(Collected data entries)
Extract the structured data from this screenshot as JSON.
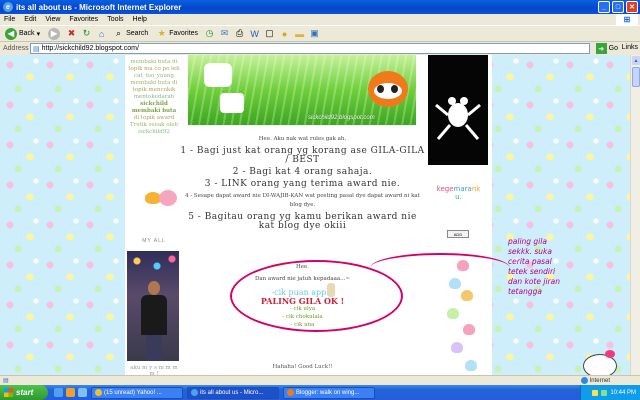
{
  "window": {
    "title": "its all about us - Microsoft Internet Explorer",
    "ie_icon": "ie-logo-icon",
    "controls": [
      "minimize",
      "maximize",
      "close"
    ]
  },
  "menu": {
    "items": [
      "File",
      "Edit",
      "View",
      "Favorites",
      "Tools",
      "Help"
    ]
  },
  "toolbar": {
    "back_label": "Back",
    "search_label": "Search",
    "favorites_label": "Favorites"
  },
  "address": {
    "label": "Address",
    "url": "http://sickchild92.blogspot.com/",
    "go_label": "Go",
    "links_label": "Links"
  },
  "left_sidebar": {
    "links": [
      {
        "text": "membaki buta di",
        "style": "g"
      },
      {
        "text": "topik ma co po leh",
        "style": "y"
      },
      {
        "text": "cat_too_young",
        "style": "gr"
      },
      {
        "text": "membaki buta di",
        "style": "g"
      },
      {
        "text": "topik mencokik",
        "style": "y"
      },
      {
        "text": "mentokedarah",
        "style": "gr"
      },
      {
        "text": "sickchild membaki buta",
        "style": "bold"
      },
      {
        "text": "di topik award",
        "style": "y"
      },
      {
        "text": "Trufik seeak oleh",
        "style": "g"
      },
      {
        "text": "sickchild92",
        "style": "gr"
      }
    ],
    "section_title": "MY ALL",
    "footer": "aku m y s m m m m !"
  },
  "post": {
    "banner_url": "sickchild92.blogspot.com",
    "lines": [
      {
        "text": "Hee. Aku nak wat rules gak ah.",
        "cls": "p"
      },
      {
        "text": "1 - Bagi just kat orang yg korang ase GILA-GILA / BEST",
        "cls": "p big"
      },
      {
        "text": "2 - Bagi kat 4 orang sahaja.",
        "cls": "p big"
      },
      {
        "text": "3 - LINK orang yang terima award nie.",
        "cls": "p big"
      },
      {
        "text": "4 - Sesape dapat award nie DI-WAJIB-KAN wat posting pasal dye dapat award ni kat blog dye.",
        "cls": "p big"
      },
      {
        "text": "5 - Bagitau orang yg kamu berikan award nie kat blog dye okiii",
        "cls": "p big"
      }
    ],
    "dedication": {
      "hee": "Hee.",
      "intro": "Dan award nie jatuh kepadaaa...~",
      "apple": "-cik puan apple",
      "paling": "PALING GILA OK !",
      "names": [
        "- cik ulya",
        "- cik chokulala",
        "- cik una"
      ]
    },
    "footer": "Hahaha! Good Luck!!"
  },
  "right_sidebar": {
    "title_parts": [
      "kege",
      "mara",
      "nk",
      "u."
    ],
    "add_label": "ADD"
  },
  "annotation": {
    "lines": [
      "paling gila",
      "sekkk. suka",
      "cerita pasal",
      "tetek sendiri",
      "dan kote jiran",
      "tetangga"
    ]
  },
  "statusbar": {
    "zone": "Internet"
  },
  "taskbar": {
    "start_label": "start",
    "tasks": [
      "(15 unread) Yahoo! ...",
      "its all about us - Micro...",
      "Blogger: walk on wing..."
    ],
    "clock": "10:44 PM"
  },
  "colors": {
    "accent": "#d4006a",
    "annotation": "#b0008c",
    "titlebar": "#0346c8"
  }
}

==

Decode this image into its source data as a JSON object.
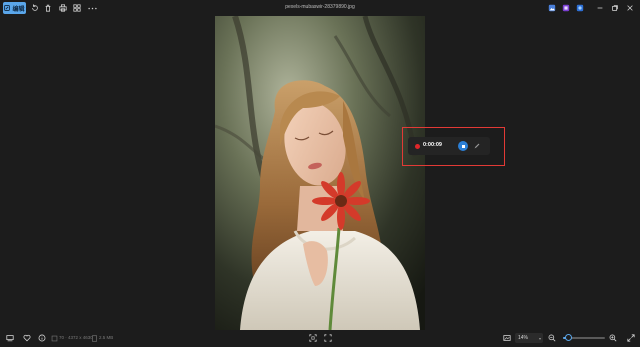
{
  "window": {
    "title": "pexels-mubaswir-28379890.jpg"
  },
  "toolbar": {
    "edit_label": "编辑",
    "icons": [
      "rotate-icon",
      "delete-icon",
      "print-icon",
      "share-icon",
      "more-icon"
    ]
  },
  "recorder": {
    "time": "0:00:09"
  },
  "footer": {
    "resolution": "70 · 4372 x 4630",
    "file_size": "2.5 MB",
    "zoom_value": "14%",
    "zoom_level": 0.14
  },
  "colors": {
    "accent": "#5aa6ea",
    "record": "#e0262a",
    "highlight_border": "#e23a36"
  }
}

▶ What is asked: Using the records above, find and show each line with the string "this".

▶ Complete output:
Extract the structured data from this screenshot as JSON.
Decode this image into its source data as a JSON object.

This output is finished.